Request
Look for the word "Contains" in each line and report the count of matching lines, with nothing added.

Material for this task

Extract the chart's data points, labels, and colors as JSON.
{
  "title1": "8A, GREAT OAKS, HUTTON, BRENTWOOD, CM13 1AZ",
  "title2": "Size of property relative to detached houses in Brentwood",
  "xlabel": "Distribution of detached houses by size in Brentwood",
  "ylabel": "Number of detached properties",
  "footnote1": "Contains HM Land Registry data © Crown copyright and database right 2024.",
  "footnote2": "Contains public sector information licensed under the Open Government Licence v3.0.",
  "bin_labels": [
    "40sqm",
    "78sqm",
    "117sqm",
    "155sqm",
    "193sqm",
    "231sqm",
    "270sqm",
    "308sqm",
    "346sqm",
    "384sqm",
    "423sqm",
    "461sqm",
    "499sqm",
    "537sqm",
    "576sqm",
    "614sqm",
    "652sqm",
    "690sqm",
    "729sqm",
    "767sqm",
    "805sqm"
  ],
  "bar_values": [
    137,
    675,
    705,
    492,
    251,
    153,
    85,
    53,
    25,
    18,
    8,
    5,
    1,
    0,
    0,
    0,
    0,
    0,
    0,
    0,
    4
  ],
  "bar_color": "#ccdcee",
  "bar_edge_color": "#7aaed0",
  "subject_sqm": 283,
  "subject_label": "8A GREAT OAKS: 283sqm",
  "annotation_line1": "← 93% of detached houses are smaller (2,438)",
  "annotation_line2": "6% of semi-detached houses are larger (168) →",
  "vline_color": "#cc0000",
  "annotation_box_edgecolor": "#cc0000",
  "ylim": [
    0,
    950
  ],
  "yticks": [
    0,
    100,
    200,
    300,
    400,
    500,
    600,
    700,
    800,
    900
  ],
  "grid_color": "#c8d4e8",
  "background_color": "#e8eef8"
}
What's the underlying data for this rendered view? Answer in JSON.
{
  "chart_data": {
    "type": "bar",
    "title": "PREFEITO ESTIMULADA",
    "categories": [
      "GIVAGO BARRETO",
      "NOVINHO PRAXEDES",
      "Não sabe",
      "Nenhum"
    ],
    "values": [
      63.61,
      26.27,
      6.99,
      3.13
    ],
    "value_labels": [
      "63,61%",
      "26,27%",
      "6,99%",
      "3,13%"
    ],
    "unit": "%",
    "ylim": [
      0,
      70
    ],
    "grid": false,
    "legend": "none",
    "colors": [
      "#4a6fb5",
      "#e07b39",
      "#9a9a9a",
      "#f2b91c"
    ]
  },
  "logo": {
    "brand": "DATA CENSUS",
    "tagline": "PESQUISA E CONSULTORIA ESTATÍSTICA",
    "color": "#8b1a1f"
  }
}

Result of the exercise
2